Data entries for graphics:
_ _ _ _ _ _ _

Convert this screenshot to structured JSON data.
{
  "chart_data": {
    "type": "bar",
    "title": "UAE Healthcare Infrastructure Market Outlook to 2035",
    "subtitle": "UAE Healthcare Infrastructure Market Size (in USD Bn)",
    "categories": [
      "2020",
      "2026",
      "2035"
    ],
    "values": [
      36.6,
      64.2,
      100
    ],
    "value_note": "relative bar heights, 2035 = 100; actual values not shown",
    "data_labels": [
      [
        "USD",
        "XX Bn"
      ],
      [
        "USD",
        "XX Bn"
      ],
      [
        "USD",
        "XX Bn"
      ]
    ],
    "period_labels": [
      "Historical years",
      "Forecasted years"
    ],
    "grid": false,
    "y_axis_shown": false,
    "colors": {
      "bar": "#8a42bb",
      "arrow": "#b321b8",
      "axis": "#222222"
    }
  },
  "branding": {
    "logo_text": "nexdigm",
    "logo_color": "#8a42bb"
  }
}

_ _ _ _ _ _ _

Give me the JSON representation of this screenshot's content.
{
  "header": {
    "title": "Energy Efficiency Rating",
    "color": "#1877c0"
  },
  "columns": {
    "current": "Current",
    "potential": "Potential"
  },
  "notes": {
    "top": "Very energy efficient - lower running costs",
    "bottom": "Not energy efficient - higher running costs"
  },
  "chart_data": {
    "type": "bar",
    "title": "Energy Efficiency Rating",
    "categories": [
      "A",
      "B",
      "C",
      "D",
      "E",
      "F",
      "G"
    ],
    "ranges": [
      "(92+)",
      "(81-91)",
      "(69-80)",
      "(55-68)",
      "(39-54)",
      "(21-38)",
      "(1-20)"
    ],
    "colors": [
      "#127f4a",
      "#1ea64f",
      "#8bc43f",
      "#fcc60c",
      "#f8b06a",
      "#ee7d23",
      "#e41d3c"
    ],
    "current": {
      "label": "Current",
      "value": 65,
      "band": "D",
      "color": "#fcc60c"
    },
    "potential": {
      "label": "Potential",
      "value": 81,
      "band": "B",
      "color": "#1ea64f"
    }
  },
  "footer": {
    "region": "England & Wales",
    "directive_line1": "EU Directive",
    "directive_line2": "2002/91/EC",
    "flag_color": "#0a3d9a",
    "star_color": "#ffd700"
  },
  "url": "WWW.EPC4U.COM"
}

_ _ _ _ _ _ _

• Given task: Scan the listing above and identify each line holding the string "values"; copy every such line.

• Task response:
    "values": [
    "value_note": "relative bar heights, 2035 = 100; actual values not shown",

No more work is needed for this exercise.